Prompt
Filter the data for lines with the word "alpha", then copy every line so identified.
== == ==
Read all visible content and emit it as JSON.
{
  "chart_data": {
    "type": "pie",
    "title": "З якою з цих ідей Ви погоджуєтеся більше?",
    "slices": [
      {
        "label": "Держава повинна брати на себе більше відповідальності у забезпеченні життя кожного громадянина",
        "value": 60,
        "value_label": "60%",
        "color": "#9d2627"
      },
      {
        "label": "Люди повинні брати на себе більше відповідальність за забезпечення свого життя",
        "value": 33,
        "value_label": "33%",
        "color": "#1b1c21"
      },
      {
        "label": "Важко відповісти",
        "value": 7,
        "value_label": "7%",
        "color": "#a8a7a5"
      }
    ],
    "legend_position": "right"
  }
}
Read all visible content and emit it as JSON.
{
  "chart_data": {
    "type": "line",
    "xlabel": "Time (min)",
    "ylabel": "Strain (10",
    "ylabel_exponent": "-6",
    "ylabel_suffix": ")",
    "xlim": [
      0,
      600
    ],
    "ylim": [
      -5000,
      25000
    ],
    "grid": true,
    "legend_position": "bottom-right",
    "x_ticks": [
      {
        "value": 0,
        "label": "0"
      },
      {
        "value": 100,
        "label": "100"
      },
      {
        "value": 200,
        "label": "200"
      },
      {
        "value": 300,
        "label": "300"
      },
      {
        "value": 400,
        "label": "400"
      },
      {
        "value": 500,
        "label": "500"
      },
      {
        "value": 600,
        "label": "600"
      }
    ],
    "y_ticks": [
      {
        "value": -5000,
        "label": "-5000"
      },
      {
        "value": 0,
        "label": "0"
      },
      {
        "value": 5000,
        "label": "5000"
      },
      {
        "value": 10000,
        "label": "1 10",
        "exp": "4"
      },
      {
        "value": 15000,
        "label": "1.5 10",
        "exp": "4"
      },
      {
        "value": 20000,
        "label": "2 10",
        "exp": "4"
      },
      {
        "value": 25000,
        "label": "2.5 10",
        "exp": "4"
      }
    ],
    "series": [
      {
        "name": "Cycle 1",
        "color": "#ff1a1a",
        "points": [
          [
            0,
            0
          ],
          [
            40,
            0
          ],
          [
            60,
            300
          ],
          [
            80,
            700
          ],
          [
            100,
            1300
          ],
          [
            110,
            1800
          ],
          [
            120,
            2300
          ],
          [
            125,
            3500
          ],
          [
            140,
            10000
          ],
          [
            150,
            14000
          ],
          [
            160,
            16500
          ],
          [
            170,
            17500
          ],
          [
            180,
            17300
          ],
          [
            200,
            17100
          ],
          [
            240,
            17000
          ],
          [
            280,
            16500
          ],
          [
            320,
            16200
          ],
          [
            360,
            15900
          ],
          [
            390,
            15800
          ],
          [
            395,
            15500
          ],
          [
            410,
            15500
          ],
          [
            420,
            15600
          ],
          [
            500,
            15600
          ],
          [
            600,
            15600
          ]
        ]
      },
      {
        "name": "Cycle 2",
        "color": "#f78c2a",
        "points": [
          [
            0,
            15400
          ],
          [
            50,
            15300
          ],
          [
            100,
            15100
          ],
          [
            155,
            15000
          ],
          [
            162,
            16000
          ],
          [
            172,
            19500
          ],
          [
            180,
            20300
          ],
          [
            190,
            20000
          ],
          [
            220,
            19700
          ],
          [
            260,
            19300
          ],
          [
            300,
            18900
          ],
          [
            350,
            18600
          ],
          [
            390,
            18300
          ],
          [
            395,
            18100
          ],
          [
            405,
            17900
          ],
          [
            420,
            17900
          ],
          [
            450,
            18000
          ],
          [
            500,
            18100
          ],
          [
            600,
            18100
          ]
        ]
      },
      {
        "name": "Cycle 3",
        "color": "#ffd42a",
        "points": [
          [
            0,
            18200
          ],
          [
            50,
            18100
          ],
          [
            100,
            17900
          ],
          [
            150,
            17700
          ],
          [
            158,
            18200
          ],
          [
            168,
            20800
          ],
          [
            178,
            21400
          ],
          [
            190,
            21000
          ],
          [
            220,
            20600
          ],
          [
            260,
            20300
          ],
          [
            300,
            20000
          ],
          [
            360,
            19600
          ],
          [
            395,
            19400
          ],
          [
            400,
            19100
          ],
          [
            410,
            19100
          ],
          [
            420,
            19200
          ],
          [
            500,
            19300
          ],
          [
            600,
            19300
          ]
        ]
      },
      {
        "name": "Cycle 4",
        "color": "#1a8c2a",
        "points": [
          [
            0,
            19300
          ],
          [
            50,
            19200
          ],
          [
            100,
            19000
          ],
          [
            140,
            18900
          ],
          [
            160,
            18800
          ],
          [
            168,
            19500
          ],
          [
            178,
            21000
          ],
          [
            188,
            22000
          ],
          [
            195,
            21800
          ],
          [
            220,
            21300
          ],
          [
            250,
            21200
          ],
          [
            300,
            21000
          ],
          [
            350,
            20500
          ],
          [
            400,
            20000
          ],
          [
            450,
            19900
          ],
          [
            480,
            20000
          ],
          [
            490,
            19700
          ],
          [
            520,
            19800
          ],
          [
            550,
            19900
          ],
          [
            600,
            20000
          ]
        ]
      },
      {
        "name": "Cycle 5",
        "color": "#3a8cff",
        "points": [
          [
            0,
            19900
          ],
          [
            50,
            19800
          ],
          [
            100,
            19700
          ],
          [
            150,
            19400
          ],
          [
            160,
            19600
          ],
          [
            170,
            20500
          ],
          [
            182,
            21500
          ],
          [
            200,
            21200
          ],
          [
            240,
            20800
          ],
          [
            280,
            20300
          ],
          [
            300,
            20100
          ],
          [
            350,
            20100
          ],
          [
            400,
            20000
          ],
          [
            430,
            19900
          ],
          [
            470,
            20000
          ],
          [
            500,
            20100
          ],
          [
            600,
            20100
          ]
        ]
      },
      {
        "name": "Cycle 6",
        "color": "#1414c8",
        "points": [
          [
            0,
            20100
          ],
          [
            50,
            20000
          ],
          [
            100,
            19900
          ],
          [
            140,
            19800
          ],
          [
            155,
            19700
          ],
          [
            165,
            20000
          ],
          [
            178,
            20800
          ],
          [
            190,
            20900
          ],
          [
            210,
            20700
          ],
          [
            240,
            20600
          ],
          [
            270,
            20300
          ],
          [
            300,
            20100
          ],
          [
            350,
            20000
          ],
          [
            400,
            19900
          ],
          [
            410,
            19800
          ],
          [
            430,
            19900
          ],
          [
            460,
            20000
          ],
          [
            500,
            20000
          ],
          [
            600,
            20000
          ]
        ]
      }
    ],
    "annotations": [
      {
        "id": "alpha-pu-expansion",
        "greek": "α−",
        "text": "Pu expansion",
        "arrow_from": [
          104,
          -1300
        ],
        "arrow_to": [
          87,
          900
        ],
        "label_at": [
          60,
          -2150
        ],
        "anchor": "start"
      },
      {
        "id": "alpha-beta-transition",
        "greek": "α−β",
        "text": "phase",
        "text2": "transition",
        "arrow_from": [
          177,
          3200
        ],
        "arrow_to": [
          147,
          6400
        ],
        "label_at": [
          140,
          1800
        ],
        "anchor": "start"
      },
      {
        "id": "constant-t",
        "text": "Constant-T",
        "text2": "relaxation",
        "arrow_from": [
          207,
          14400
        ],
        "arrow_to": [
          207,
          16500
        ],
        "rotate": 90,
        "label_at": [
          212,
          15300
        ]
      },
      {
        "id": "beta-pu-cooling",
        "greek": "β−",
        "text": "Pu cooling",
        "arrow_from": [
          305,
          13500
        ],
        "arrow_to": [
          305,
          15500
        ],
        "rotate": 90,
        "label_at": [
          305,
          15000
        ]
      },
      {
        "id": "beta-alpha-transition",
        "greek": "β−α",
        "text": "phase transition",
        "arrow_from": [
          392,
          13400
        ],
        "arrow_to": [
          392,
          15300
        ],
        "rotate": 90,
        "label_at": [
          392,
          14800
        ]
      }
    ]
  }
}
== == ==
Complete answer
        "id": "alpha-pu-expansion",
        "id": "alpha-beta-transition",
        "id": "beta-alpha-transition",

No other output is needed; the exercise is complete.